*Aim of the exercise*
Your task is to transcribe all of the records exactly and leave out the pictures.

Stored entries:
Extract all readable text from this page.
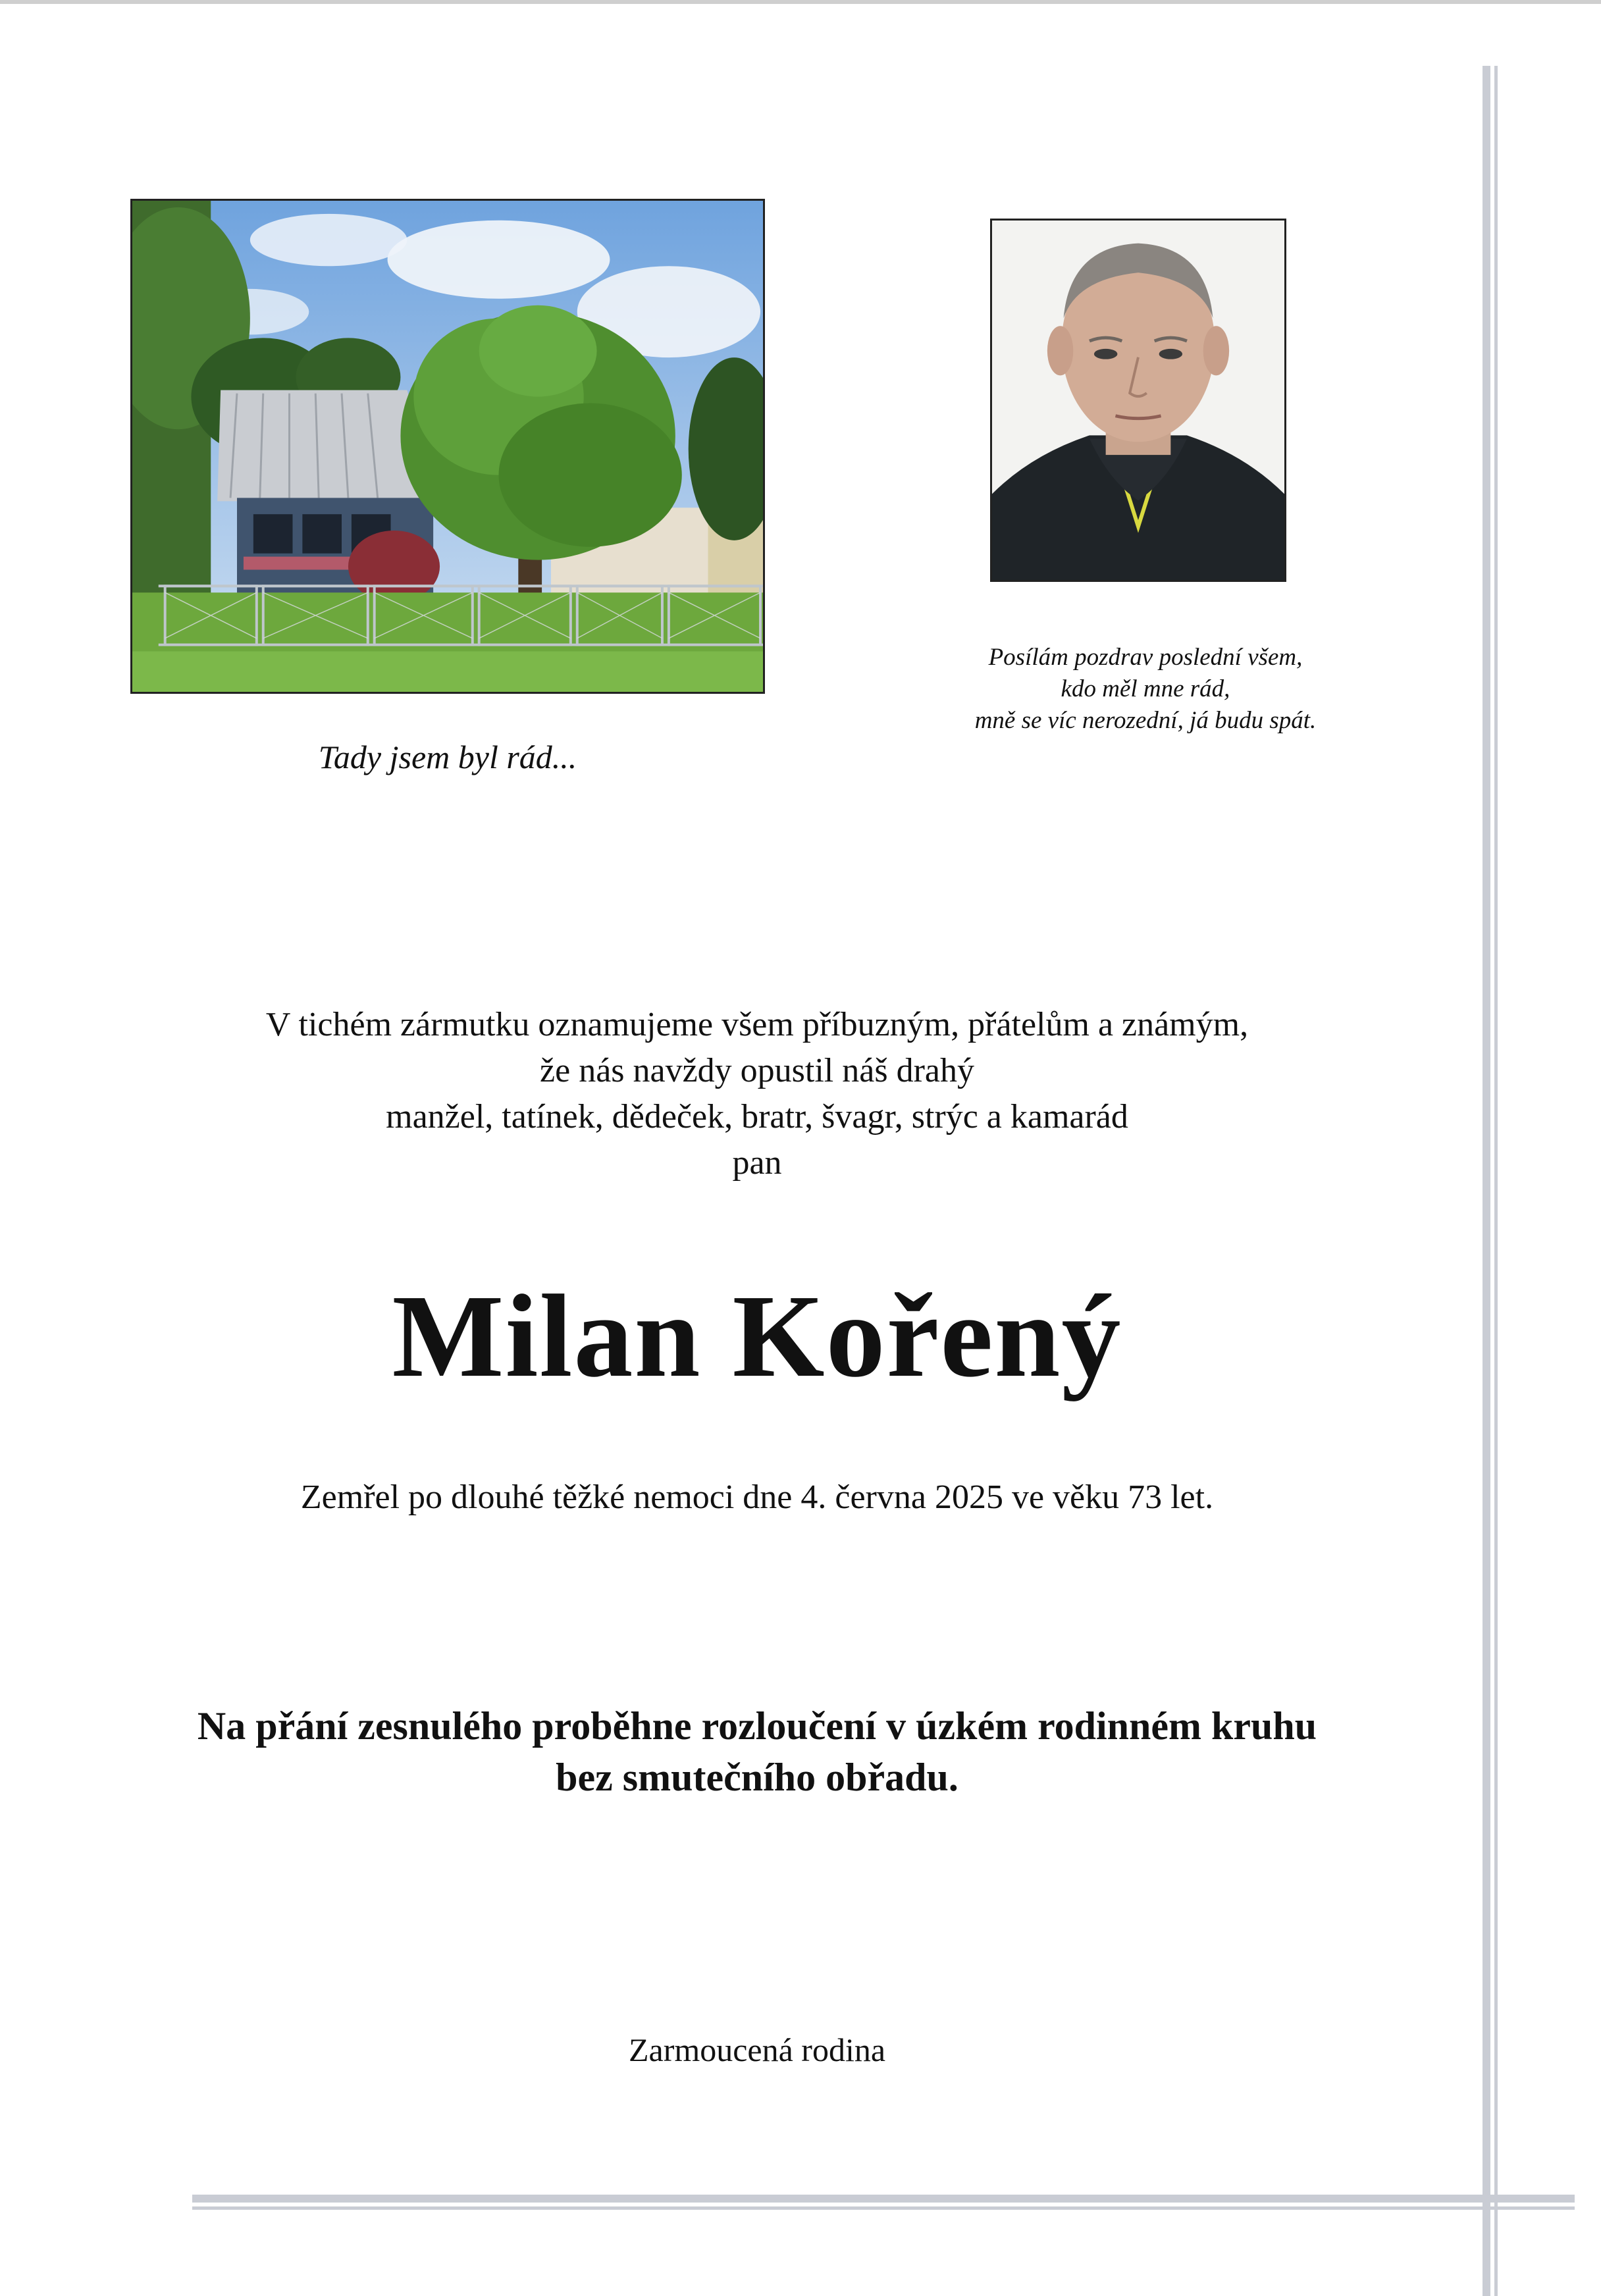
Tady jsem byl rád...
Posílám pozdrav poslední všem,
kdo měl mne rád,
mně se víc nerozední, já budu spát.
V tichém zármutku oznamujeme všem příbuzným, přátelům a známým,
že nás navždy opustil náš drahý
manžel, tatínek, dědeček, bratr, švagr, strýc a kamarád
pan
Milan Kořený
Zemřel po dlouhé těžké nemoci dne 4. června 2025 ve věku 73 let.
Na přání zesnulého proběhne rozloučení v úzkém rodinném kruhu
bez smutečního obřadu.
Zarmoucená rodina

*Worked answer*
Extract all readable text from this page.
Tady jsem byl rád...
Posílám pozdrav poslední všem,
kdo měl mne rád,
mně se víc nerozední, já budu spát.
V tichém zármutku oznamujeme všem příbuzným, přátelům a známým,
že nás navždy opustil náš drahý
manžel, tatínek, dědeček, bratr, švagr, strýc a kamarád
pan
Milan Kořený
Zemřel po dlouhé těžké nemoci dne 4. června 2025 ve věku 73 let.
Na přání zesnulého proběhne rozloučení v úzkém rodinném kruhu
bez smutečního obřadu.
Zarmoucená rodina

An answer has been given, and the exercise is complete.